» **BRIEF**:
Count every line in the entries that contains "icon". Report that count alone.

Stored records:
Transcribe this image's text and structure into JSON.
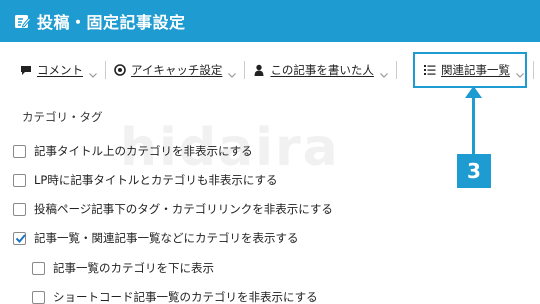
{
  "header": {
    "title": "投稿・固定記事設定",
    "icon": "edit-icon"
  },
  "tabs": [
    {
      "label": "コメント",
      "icon": "comment-icon"
    },
    {
      "label": "アイキャッチ設定",
      "icon": "eye-icon"
    },
    {
      "label": "この記事を書いた人",
      "icon": "user-icon"
    },
    {
      "label": "関連記事一覧",
      "icon": "list-icon"
    }
  ],
  "section": {
    "label": "カテゴリ・タグ"
  },
  "options": [
    {
      "label": "記事タイトル上のカテゴリを非表示にする",
      "checked": false
    },
    {
      "label": "LP時に記事タイトルとカテゴリも非表示にする",
      "checked": false
    },
    {
      "label": "投稿ページ記事下のタグ・カテゴリリンクを非表示にする",
      "checked": false
    },
    {
      "label": "記事一覧・関連記事一覧などにカテゴリを表示する",
      "checked": true
    },
    {
      "label": "記事一覧のカテゴリを下に表示",
      "checked": false
    },
    {
      "label": "ショートコード記事一覧のカテゴリを非表示にする",
      "checked": false
    }
  ],
  "watermark": "hidaira",
  "callout": {
    "number": "3"
  },
  "colors": {
    "accent": "#1e9bd0",
    "checkmark": "#1e73be"
  }
}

» **PROBLEM SOLUTION**:
5